### Instructions to follow
Give the count of lines in the data that include the string "title", with no added remarks.

--- BEGIN ---

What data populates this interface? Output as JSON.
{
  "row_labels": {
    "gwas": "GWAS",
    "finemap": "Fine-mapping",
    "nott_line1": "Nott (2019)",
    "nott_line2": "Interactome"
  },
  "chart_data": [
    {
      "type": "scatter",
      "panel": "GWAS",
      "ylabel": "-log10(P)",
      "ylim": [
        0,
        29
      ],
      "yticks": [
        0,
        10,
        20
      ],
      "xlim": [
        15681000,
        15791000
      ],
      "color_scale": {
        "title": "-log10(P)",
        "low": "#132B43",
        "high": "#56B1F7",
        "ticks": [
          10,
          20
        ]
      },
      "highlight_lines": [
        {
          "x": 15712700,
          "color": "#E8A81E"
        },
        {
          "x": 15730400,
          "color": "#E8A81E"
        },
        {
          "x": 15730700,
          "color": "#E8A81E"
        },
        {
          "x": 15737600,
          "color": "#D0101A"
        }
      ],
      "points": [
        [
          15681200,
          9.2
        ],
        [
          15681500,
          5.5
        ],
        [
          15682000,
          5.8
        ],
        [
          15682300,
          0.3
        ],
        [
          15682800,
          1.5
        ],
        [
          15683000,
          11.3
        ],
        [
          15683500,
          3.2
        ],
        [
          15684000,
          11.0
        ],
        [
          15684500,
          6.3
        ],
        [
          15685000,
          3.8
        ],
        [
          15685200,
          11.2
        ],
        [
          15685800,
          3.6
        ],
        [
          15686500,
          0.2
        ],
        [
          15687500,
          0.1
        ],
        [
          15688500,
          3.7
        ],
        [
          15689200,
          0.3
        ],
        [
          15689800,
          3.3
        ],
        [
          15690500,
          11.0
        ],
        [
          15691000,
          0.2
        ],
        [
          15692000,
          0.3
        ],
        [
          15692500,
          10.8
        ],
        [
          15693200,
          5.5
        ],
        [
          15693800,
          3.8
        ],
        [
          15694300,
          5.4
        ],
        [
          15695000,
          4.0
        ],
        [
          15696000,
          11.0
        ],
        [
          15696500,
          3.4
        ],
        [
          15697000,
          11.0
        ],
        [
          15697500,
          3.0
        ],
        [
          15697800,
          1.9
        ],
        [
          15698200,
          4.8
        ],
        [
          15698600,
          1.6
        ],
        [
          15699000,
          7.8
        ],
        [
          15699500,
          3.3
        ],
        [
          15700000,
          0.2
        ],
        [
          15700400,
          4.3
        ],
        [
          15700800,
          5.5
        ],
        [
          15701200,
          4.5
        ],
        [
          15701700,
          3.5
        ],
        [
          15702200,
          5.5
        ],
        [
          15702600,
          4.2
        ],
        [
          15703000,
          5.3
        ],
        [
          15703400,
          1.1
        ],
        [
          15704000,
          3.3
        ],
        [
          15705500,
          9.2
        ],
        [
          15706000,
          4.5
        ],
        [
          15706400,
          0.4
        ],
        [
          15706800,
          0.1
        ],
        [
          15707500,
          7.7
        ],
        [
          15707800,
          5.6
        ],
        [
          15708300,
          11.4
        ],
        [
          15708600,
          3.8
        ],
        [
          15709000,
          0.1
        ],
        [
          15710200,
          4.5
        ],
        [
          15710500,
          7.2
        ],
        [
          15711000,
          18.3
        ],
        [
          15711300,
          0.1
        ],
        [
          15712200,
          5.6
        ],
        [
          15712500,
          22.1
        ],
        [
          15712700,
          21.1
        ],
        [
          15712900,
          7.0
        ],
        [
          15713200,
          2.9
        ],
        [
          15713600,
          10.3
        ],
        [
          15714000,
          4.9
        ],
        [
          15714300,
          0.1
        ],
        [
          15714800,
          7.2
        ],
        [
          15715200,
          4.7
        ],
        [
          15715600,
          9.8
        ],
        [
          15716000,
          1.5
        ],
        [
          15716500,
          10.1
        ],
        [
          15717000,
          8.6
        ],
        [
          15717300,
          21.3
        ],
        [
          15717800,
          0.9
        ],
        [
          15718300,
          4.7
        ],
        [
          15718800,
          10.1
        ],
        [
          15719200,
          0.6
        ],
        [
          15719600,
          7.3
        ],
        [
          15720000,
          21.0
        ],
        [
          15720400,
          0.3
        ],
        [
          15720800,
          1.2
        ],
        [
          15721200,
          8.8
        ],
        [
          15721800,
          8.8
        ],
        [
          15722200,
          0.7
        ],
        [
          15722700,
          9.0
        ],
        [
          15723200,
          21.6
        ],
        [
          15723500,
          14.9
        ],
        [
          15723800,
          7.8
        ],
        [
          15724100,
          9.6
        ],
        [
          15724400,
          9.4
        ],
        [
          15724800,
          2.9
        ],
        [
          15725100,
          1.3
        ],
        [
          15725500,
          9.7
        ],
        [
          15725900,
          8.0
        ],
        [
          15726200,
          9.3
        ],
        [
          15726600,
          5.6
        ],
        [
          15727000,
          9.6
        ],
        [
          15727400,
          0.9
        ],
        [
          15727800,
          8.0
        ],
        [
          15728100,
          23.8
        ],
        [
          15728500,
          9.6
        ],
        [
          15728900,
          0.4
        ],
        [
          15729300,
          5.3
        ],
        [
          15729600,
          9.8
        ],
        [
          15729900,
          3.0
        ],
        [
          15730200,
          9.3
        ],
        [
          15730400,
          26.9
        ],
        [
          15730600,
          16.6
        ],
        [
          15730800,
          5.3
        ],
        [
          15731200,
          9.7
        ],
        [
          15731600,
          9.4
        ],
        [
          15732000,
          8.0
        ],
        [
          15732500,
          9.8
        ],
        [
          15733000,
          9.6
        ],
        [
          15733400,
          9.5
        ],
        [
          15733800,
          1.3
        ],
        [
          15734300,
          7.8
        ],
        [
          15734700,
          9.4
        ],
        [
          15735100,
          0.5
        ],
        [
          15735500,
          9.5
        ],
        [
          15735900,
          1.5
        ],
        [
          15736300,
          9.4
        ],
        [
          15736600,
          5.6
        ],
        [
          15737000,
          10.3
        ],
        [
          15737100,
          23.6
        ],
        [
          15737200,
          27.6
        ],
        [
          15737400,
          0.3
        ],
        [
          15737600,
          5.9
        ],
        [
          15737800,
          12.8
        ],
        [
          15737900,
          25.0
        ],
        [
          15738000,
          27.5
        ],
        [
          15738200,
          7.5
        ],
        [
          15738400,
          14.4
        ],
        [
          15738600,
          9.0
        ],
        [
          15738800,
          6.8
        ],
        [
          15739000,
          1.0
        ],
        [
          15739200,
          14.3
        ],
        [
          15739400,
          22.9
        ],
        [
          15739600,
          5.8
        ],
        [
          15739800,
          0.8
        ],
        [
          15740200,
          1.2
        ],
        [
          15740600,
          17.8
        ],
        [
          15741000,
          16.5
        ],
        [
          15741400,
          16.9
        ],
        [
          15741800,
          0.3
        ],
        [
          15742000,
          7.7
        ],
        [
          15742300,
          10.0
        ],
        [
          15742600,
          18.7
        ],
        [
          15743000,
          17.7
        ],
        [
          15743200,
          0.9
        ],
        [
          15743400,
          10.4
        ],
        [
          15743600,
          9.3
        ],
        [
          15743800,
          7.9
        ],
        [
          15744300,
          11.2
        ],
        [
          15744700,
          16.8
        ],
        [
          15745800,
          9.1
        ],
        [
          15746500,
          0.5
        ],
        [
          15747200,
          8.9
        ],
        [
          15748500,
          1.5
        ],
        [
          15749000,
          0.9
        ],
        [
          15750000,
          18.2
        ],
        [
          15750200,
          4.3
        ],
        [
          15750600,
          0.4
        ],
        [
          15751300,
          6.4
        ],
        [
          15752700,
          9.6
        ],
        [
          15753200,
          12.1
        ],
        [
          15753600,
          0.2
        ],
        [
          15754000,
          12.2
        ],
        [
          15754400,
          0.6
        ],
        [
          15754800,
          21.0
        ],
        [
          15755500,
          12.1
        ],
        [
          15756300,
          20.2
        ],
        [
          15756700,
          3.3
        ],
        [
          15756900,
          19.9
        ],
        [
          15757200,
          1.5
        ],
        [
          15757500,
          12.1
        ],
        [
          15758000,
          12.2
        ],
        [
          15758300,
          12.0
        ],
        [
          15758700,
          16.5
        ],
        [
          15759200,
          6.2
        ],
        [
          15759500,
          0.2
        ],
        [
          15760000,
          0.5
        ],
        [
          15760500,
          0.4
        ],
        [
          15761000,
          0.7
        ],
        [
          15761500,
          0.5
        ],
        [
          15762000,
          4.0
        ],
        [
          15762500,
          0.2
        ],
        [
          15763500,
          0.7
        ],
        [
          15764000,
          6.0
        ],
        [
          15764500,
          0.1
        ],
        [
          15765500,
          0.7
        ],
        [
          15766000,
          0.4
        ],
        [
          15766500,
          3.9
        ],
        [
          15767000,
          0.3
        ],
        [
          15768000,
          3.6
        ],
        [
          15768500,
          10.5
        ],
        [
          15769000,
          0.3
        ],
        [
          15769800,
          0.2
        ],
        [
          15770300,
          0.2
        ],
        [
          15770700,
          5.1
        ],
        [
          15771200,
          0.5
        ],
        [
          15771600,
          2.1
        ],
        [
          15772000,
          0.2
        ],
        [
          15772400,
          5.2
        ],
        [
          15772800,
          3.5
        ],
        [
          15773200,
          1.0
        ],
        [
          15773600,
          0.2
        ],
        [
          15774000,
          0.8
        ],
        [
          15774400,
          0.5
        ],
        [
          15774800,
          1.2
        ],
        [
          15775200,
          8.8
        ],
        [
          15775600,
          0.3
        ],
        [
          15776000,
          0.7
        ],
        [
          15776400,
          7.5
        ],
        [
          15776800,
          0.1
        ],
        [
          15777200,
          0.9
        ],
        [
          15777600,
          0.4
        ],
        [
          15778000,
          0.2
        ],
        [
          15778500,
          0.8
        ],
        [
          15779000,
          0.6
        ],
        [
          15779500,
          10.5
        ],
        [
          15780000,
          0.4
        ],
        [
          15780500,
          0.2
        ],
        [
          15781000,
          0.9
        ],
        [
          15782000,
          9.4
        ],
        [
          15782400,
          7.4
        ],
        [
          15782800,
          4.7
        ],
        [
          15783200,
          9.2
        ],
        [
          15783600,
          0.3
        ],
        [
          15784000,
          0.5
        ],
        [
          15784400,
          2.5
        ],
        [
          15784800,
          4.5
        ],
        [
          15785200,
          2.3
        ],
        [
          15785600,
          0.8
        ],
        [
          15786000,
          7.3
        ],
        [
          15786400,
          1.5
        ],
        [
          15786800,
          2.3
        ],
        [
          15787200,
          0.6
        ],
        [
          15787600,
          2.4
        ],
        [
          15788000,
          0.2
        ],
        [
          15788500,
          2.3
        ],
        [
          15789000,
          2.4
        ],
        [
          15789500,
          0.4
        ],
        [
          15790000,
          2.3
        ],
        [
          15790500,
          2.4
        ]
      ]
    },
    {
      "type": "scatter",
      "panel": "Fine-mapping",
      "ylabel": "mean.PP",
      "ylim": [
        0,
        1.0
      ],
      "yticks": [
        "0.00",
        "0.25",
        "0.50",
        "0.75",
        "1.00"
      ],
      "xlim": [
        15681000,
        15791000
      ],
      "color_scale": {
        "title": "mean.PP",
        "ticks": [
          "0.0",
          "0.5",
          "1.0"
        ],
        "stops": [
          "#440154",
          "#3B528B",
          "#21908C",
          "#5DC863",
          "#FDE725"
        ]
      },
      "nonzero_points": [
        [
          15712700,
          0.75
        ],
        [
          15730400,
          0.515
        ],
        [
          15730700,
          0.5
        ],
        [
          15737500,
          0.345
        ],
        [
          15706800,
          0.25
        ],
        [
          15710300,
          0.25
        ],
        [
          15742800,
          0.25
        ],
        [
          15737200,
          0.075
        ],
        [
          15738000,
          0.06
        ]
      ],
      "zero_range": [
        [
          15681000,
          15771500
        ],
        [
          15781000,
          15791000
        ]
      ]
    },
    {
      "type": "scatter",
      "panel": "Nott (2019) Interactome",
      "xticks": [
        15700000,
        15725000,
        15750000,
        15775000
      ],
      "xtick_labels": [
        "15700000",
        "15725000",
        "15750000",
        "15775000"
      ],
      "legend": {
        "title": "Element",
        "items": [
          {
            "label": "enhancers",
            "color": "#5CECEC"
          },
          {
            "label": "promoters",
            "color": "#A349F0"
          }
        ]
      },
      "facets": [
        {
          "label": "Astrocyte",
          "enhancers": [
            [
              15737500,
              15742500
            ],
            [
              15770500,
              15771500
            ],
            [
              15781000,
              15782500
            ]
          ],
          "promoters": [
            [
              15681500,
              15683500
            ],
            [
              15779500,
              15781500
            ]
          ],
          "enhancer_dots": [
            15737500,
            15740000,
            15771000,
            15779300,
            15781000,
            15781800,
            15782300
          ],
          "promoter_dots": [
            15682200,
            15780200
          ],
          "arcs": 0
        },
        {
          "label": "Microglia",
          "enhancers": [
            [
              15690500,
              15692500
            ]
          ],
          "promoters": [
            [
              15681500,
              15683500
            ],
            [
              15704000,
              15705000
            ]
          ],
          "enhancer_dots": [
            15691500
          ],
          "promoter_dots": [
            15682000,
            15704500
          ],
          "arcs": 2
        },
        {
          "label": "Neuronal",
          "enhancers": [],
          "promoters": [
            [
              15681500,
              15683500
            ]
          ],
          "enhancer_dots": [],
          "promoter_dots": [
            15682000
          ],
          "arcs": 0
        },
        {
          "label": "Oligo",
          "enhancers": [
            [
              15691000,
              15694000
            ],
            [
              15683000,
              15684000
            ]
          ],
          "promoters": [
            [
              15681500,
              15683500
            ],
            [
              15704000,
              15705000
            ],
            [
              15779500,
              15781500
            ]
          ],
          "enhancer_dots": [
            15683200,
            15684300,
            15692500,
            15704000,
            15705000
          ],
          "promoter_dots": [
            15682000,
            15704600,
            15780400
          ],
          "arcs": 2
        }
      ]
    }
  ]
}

--- END ---

### Response to this exercise
3